* begin *

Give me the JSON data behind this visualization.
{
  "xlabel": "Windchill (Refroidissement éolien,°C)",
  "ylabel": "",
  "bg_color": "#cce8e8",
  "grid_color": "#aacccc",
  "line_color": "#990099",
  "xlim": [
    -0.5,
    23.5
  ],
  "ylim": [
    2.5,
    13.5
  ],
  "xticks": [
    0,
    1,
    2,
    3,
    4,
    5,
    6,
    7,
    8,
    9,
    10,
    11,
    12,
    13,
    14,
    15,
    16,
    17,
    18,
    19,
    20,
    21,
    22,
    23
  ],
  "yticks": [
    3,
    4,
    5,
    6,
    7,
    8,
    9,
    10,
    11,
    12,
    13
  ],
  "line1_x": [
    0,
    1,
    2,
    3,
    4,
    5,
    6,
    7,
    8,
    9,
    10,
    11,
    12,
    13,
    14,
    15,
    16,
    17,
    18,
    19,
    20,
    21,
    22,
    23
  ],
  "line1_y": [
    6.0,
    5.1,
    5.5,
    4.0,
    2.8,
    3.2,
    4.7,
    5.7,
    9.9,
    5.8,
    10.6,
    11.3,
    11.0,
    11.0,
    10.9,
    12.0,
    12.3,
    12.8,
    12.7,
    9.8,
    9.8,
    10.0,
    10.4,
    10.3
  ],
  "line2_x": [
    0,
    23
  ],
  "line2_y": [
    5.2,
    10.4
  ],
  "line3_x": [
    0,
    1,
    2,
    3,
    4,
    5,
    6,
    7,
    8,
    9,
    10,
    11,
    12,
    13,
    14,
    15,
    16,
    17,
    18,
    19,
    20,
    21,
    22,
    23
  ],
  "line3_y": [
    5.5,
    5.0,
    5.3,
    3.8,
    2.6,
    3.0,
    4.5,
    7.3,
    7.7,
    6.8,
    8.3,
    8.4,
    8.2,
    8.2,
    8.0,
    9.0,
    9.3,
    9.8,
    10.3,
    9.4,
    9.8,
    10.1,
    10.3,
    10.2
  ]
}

* end *

_EXERCISE_:
Repeat all entries. Match them exactly.

_ANSWER_:
Give me the JSON data behind this visualization.
{
  "xlabel": "Windchill (Refroidissement éolien,°C)",
  "ylabel": "",
  "bg_color": "#cce8e8",
  "grid_color": "#aacccc",
  "line_color": "#990099",
  "xlim": [
    -0.5,
    23.5
  ],
  "ylim": [
    2.5,
    13.5
  ],
  "xticks": [
    0,
    1,
    2,
    3,
    4,
    5,
    6,
    7,
    8,
    9,
    10,
    11,
    12,
    13,
    14,
    15,
    16,
    17,
    18,
    19,
    20,
    21,
    22,
    23
  ],
  "yticks": [
    3,
    4,
    5,
    6,
    7,
    8,
    9,
    10,
    11,
    12,
    13
  ],
  "line1_x": [
    0,
    1,
    2,
    3,
    4,
    5,
    6,
    7,
    8,
    9,
    10,
    11,
    12,
    13,
    14,
    15,
    16,
    17,
    18,
    19,
    20,
    21,
    22,
    23
  ],
  "line1_y": [
    6.0,
    5.1,
    5.5,
    4.0,
    2.8,
    3.2,
    4.7,
    5.7,
    9.9,
    5.8,
    10.6,
    11.3,
    11.0,
    11.0,
    10.9,
    12.0,
    12.3,
    12.8,
    12.7,
    9.8,
    9.8,
    10.0,
    10.4,
    10.3
  ],
  "line2_x": [
    0,
    23
  ],
  "line2_y": [
    5.2,
    10.4
  ],
  "line3_x": [
    0,
    1,
    2,
    3,
    4,
    5,
    6,
    7,
    8,
    9,
    10,
    11,
    12,
    13,
    14,
    15,
    16,
    17,
    18,
    19,
    20,
    21,
    22,
    23
  ],
  "line3_y": [
    5.5,
    5.0,
    5.3,
    3.8,
    2.6,
    3.0,
    4.5,
    7.3,
    7.7,
    6.8,
    8.3,
    8.4,
    8.2,
    8.2,
    8.0,
    9.0,
    9.3,
    9.8,
    10.3,
    9.4,
    9.8,
    10.1,
    10.3,
    10.2
  ]
}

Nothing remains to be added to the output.